[Entries from a dataset]
(begin)

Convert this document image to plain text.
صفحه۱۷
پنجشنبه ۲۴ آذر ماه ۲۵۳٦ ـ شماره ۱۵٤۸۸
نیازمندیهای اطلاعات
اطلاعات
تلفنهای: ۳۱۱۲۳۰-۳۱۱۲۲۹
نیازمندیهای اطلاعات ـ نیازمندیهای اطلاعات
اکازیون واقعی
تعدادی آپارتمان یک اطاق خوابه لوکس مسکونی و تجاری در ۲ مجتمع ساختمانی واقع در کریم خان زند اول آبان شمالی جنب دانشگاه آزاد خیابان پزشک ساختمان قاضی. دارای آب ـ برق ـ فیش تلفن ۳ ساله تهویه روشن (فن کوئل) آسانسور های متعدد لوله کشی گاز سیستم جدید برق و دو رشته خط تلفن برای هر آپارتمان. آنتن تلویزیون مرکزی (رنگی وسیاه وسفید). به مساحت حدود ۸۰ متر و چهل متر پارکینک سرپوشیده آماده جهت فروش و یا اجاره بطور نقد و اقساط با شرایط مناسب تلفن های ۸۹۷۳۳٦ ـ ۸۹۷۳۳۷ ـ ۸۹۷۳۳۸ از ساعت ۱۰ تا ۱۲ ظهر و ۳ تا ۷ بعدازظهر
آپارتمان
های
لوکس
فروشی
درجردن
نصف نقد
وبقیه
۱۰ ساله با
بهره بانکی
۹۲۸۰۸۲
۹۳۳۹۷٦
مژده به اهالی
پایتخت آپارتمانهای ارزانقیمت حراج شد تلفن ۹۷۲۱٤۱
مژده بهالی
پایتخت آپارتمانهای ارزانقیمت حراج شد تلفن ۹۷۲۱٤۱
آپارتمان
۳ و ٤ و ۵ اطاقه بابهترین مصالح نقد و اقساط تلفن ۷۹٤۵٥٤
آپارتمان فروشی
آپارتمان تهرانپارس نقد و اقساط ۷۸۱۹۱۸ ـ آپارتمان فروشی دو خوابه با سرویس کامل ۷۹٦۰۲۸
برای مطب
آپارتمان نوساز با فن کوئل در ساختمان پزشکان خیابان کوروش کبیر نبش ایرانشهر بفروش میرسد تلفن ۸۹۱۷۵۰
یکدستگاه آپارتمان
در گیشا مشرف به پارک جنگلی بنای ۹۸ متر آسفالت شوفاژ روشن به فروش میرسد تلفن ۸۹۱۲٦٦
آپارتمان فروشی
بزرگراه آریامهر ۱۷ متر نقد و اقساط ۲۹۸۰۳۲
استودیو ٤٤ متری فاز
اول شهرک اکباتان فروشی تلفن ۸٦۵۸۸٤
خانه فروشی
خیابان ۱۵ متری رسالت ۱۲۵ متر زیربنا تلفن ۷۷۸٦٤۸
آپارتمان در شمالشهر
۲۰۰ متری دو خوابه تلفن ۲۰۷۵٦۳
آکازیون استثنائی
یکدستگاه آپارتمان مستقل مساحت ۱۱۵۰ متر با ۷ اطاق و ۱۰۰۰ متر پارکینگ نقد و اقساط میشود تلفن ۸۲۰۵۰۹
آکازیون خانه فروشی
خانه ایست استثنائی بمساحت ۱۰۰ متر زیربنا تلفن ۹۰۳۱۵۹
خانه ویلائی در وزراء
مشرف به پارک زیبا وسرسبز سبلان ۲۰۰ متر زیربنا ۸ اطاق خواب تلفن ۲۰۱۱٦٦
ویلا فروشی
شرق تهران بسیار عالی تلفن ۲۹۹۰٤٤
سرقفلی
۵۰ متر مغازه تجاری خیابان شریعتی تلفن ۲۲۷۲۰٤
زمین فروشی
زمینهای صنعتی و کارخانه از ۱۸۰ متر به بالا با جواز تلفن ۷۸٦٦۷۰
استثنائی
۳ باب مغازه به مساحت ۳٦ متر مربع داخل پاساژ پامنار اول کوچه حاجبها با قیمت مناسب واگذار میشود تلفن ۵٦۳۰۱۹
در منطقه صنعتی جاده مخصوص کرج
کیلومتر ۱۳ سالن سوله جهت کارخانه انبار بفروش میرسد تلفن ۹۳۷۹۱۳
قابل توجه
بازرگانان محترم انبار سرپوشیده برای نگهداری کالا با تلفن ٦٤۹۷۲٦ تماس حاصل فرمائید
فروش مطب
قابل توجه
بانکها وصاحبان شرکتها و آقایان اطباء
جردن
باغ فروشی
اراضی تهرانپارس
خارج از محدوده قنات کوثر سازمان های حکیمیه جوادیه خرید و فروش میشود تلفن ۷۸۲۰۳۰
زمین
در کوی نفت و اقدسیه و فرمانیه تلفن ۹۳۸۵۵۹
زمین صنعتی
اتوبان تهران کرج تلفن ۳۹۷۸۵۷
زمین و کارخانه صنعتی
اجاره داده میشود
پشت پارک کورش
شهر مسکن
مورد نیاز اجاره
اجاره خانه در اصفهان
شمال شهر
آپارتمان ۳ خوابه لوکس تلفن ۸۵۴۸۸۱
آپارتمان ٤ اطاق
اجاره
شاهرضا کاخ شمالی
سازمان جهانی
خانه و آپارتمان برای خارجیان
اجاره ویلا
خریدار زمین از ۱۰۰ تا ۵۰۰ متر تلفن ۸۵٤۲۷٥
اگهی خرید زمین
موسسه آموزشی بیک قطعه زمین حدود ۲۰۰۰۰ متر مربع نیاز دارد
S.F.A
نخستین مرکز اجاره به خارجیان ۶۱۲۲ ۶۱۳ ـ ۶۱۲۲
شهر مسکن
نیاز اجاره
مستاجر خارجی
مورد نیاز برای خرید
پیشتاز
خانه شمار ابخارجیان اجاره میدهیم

(end)

Reproduce the material above, every line of it, exactly.

* Completed exercise *
Convert this document image to plain text.
صفحه۱۷
پنجشنبه ۲۴ آذر ماه ۲۵۳٦ ـ شماره ۱۵٤۸۸
نیازمندیهای اطلاعات
اطلاعات
تلفنهای: ۳۱۱۲۳۰-۳۱۱۲۲۹
نیازمندیهای اطلاعات ـ نیازمندیهای اطلاعات
اکازیون واقعی
تعدادی آپارتمان یک اطاق خوابه لوکس مسکونی و تجاری در ۲ مجتمع ساختمانی واقع در کریم خان زند اول آبان شمالی جنب دانشگاه آزاد خیابان پزشک ساختمان قاضی. دارای آب ـ برق ـ فیش تلفن ۳ ساله تهویه روشن (فن کوئل) آسانسور های متعدد لوله کشی گاز سیستم جدید برق و دو رشته خط تلفن برای هر آپارتمان. آنتن تلویزیون مرکزی (رنگی وسیاه وسفید). به مساحت حدود ۸۰ متر و چهل متر پارکینک سرپوشیده آماده جهت فروش و یا اجاره بطور نقد و اقساط با شرایط مناسب تلفن های ۸۹۷۳۳٦ ـ ۸۹۷۳۳۷ ـ ۸۹۷۳۳۸ از ساعت ۱۰ تا ۱۲ ظهر و ۳ تا ۷ بعدازظهر
آپارتمان
های
لوکس
فروشی
درجردن
نصف نقد
وبقیه
۱۰ ساله با
بهره بانکی
۹۲۸۰۸۲
۹۳۳۹۷٦
مژده به اهالی
پایتخت آپارتمانهای ارزانقیمت حراج شد تلفن ۹۷۲۱٤۱
مژده بهالی
پایتخت آپارتمانهای ارزانقیمت حراج شد تلفن ۹۷۲۱٤۱
آپارتمان
۳ و ٤ و ۵ اطاقه بابهترین مصالح نقد و اقساط تلفن ۷۹٤۵٥٤
آپارتمان فروشی
آپارتمان تهرانپارس نقد و اقساط ۷۸۱۹۱۸ ـ آپارتمان فروشی دو خوابه با سرویس کامل ۷۹٦۰۲۸
برای مطب
آپارتمان نوساز با فن کوئل در ساختمان پزشکان خیابان کوروش کبیر نبش ایرانشهر بفروش میرسد تلفن ۸۹۱۷۵۰
یکدستگاه آپارتمان
در گیشا مشرف به پارک جنگلی بنای ۹۸ متر آسفالت شوفاژ روشن به فروش میرسد تلفن ۸۹۱۲٦٦
آپارتمان فروشی
بزرگراه آریامهر ۱۷ متر نقد و اقساط ۲۹۸۰۳۲
استودیو ٤٤ متری فاز
اول شهرک اکباتان فروشی تلفن ۸٦۵۸۸٤
خانه فروشی
خیابان ۱۵ متری رسالت ۱۲۵ متر زیربنا تلفن ۷۷۸٦٤۸
آپارتمان در شمالشهر
۲۰۰ متری دو خوابه تلفن ۲۰۷۵٦۳
آکازیون استثنائی
یکدستگاه آپارتمان مستقل مساحت ۱۱۵۰ متر با ۷ اطاق و ۱۰۰۰ متر پارکینگ نقد و اقساط میشود تلفن ۸۲۰۵۰۹
آکازیون خانه فروشی
خانه ایست استثنائی بمساحت ۱۰۰ متر زیربنا تلفن ۹۰۳۱۵۹
خانه ویلائی در وزراء
مشرف به پارک زیبا وسرسبز سبلان ۲۰۰ متر زیربنا ۸ اطاق خواب تلفن ۲۰۱۱٦٦
ویلا فروشی
شرق تهران بسیار عالی تلفن ۲۹۹۰٤٤
سرقفلی
۵۰ متر مغازه تجاری خیابان شریعتی تلفن ۲۲۷۲۰٤
زمین فروشی
زمینهای صنعتی و کارخانه از ۱۸۰ متر به بالا با جواز تلفن ۷۸٦٦۷۰
استثنائی
۳ باب مغازه به مساحت ۳٦ متر مربع داخل پاساژ پامنار اول کوچه حاجبها با قیمت مناسب واگذار میشود تلفن ۵٦۳۰۱۹
در منطقه صنعتی جاده مخصوص کرج
کیلومتر ۱۳ سالن سوله جهت کارخانه انبار بفروش میرسد تلفن ۹۳۷۹۱۳
قابل توجه
بازرگانان محترم انبار سرپوشیده برای نگهداری کالا با تلفن ٦٤۹۷۲٦ تماس حاصل فرمائید
فروش مطب
قابل توجه
بانکها وصاحبان شرکتها و آقایان اطباء
جردن
باغ فروشی
اراضی تهرانپارس
خارج از محدوده قنات کوثر سازمان های حکیمیه جوادیه خرید و فروش میشود تلفن ۷۸۲۰۳۰
زمین
در کوی نفت و اقدسیه و فرمانیه تلفن ۹۳۸۵۵۹
زمین صنعتی
اتوبان تهران کرج تلفن ۳۹۷۸۵۷
زمین و کارخانه صنعتی
اجاره داده میشود
پشت پارک کورش
شهر مسکن
مورد نیاز اجاره
اجاره خانه در اصفهان
شمال شهر
آپارتمان ۳ خوابه لوکس تلفن ۸۵۴۸۸۱
آپارتمان ٤ اطاق
اجاره
شاهرضا کاخ شمالی
سازمان جهانی
خانه و آپارتمان برای خارجیان
اجاره ویلا
خریدار زمین از ۱۰۰ تا ۵۰۰ متر تلفن ۸۵٤۲۷٥
اگهی خرید زمین
موسسه آموزشی بیک قطعه زمین حدود ۲۰۰۰۰ متر مربع نیاز دارد
S.F.A
نخستین مرکز اجاره به خارجیان ۶۱۲۲ ۶۱۳ ـ ۶۱۲۲
شهر مسکن
نیاز اجاره
مستاجر خارجی
مورد نیاز برای خرید
پیشتاز
خانه شمار ابخارجیان اجاره میدهیم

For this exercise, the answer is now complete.